EXERCISE DETAILS: The records that follow are to be repeated without alteration.

** start RAW DATA **

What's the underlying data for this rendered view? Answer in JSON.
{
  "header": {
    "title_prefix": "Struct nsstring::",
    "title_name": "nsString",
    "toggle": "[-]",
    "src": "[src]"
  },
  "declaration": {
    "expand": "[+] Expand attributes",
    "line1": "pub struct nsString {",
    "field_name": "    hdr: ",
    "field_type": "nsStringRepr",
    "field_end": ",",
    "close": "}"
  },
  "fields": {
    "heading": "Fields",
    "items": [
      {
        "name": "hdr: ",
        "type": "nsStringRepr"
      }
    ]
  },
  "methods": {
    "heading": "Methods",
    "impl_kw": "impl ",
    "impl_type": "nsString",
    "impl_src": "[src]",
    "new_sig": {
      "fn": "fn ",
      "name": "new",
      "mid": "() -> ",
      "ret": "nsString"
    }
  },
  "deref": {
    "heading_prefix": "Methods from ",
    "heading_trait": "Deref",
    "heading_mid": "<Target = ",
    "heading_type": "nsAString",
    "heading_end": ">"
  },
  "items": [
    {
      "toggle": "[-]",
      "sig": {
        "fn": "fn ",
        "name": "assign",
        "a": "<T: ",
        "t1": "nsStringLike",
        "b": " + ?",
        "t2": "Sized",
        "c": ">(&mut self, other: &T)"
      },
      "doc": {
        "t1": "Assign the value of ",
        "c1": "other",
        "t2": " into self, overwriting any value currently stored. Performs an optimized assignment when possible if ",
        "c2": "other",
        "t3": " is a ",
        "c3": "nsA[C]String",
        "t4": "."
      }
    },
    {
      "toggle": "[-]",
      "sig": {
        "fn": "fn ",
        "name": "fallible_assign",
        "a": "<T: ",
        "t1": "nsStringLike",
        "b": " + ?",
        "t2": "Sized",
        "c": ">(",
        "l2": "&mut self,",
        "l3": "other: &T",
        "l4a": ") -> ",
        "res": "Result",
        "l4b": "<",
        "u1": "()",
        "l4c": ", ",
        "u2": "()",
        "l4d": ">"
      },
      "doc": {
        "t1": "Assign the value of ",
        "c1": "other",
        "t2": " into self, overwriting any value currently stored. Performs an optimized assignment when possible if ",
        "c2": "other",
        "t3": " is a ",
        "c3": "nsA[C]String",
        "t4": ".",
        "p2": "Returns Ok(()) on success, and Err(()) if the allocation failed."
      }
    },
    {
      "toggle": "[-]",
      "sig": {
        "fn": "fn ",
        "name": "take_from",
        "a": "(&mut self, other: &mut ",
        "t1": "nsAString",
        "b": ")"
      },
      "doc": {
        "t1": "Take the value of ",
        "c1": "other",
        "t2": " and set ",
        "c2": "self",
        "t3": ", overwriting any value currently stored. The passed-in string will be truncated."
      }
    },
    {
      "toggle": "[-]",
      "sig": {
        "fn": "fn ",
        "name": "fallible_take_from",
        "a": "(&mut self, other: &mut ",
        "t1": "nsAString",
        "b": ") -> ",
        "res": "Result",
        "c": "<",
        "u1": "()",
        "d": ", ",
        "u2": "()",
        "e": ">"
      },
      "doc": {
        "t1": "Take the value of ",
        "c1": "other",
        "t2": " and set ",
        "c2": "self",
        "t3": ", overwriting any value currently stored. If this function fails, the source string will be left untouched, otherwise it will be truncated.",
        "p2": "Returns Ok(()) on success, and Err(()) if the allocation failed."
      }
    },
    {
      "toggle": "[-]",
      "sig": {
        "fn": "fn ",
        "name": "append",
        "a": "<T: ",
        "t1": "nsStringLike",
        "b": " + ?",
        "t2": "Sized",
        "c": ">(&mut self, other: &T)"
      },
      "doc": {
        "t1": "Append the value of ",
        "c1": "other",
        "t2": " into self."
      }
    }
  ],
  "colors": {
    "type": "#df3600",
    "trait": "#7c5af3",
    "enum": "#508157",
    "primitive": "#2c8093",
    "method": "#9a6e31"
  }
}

** end RAW DATA **

SOLUTION TO THIS EXERCISE:
What's the underlying data for this rendered view? Answer in JSON.
{
  "header": {
    "title_prefix": "Struct nsstring::",
    "title_name": "nsString",
    "toggle": "[-]",
    "src": "[src]"
  },
  "declaration": {
    "expand": "[+] Expand attributes",
    "line1": "pub struct nsString {",
    "field_name": "    hdr: ",
    "field_type": "nsStringRepr",
    "field_end": ",",
    "close": "}"
  },
  "fields": {
    "heading": "Fields",
    "items": [
      {
        "name": "hdr: ",
        "type": "nsStringRepr"
      }
    ]
  },
  "methods": {
    "heading": "Methods",
    "impl_kw": "impl ",
    "impl_type": "nsString",
    "impl_src": "[src]",
    "new_sig": {
      "fn": "fn ",
      "name": "new",
      "mid": "() -> ",
      "ret": "nsString"
    }
  },
  "deref": {
    "heading_prefix": "Methods from ",
    "heading_trait": "Deref",
    "heading_mid": "<Target = ",
    "heading_type": "nsAString",
    "heading_end": ">"
  },
  "items": [
    {
      "toggle": "[-]",
      "sig": {
        "fn": "fn ",
        "name": "assign",
        "a": "<T: ",
        "t1": "nsStringLike",
        "b": " + ?",
        "t2": "Sized",
        "c": ">(&mut self, other: &T)"
      },
      "doc": {
        "t1": "Assign the value of ",
        "c1": "other",
        "t2": " into self, overwriting any value currently stored. Performs an optimized assignment when possible if ",
        "c2": "other",
        "t3": " is a ",
        "c3": "nsA[C]String",
        "t4": "."
      }
    },
    {
      "toggle": "[-]",
      "sig": {
        "fn": "fn ",
        "name": "fallible_assign",
        "a": "<T: ",
        "t1": "nsStringLike",
        "b": " + ?",
        "t2": "Sized",
        "c": ">(",
        "l2": "&mut self,",
        "l3": "other: &T",
        "l4a": ") -> ",
        "res": "Result",
        "l4b": "<",
        "u1": "()",
        "l4c": ", ",
        "u2": "()",
        "l4d": ">"
      },
      "doc": {
        "t1": "Assign the value of ",
        "c1": "other",
        "t2": " into self, overwriting any value currently stored. Performs an optimized assignment when possible if ",
        "c2": "other",
        "t3": " is a ",
        "c3": "nsA[C]String",
        "t4": ".",
        "p2": "Returns Ok(()) on success, and Err(()) if the allocation failed."
      }
    },
    {
      "toggle": "[-]",
      "sig": {
        "fn": "fn ",
        "name": "take_from",
        "a": "(&mut self, other: &mut ",
        "t1": "nsAString",
        "b": ")"
      },
      "doc": {
        "t1": "Take the value of ",
        "c1": "other",
        "t2": " and set ",
        "c2": "self",
        "t3": ", overwriting any value currently stored. The passed-in string will be truncated."
      }
    },
    {
      "toggle": "[-]",
      "sig": {
        "fn": "fn ",
        "name": "fallible_take_from",
        "a": "(&mut self, other: &mut ",
        "t1": "nsAString",
        "b": ") -> ",
        "res": "Result",
        "c": "<",
        "u1": "()",
        "d": ", ",
        "u2": "()",
        "e": ">"
      },
      "doc": {
        "t1": "Take the value of ",
        "c1": "other",
        "t2": " and set ",
        "c2": "self",
        "t3": ", overwriting any value currently stored. If this function fails, the source string will be left untouched, otherwise it will be truncated.",
        "p2": "Returns Ok(()) on success, and Err(()) if the allocation failed."
      }
    },
    {
      "toggle": "[-]",
      "sig": {
        "fn": "fn ",
        "name": "append",
        "a": "<T: ",
        "t1": "nsStringLike",
        "b": " + ?",
        "t2": "Sized",
        "c": ">(&mut self, other: &T)"
      },
      "doc": {
        "t1": "Append the value of ",
        "c1": "other",
        "t2": " into self."
      }
    }
  ],
  "colors": {
    "type": "#df3600",
    "trait": "#7c5af3",
    "enum": "#508157",
    "primitive": "#2c8093",
    "method": "#9a6e31"
  }
}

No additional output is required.